Task details:
Collect every line below that contains the word "кальция".

Material shown:
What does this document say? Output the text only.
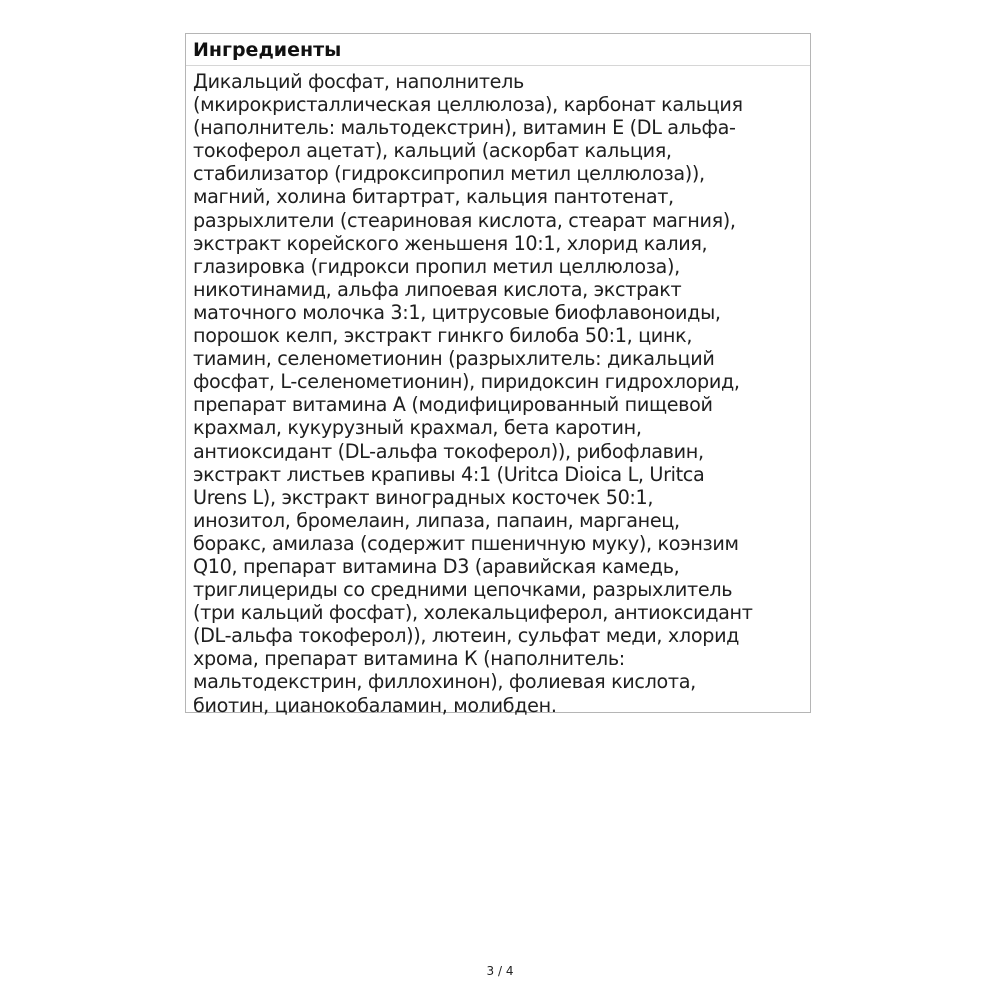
Ингредиенты
Дикальций фосфат, наполнитель
(мкирокристаллическая целлюлоза), карбонат кальция
(наполнитель: мальтодекстрин), витамин Е (DL альфа-
токоферол ацетат), кальций (аскорбат кальция,
стабилизатор (гидроксипропил метил целлюлоза)),
магний, холина битартрат, кальция пантотенат,
разрыхлители (стеариновая кислота, стеарат магния),
экстракт корейского женьшеня 10:1, хлорид калия,
глазировка (гидрокси пропил метил целлюлоза),
никотинамид, альфа липоевая кислота, экстракт
маточного молочка 3:1, цитрусовые биофлавоноиды,
порошок келп, экстракт гинкго билоба 50:1, цинк,
тиамин, селенометионин (разрыхлитель: дикальций
фосфат, L-селенометионин), пиридоксин гидрохлорид,
препарат витамина А (модифицированный пищевой
крахмал, кукурузный крахмал, бета каротин,
антиоксидант (DL-альфа токоферол)), рибофлавин,
экстракт листьев крапивы 4:1 (Uritca Dioica L, Uritca
Urens L), экстракт виноградных косточек 50:1,
инозитол, бромелаин, липаза, папаин, марганец,
боракс, амилаза (содержит пшеничную муку), коэнзим
Q10, препарат витамина D3 (аравийская камедь,
триглицериды со средними цепочками, разрыхлитель
(три кальций фосфат), холекальциферол, антиоксидант
(DL-альфа токоферол)), лютеин, сульфат меди, хлорид
хрома, препарат витамина К (наполнитель:
мальтодекстрин, филлохинон), фолиевая кислота,
биотин, цианокобаламин, молибден.
3 / 4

Finished exercise:
(мкирокристаллическая целлюлоза), карбонат кальция
токоферол ацетат), кальций (аскорбат кальция,
магний, холина битартрат, кальция пантотенат,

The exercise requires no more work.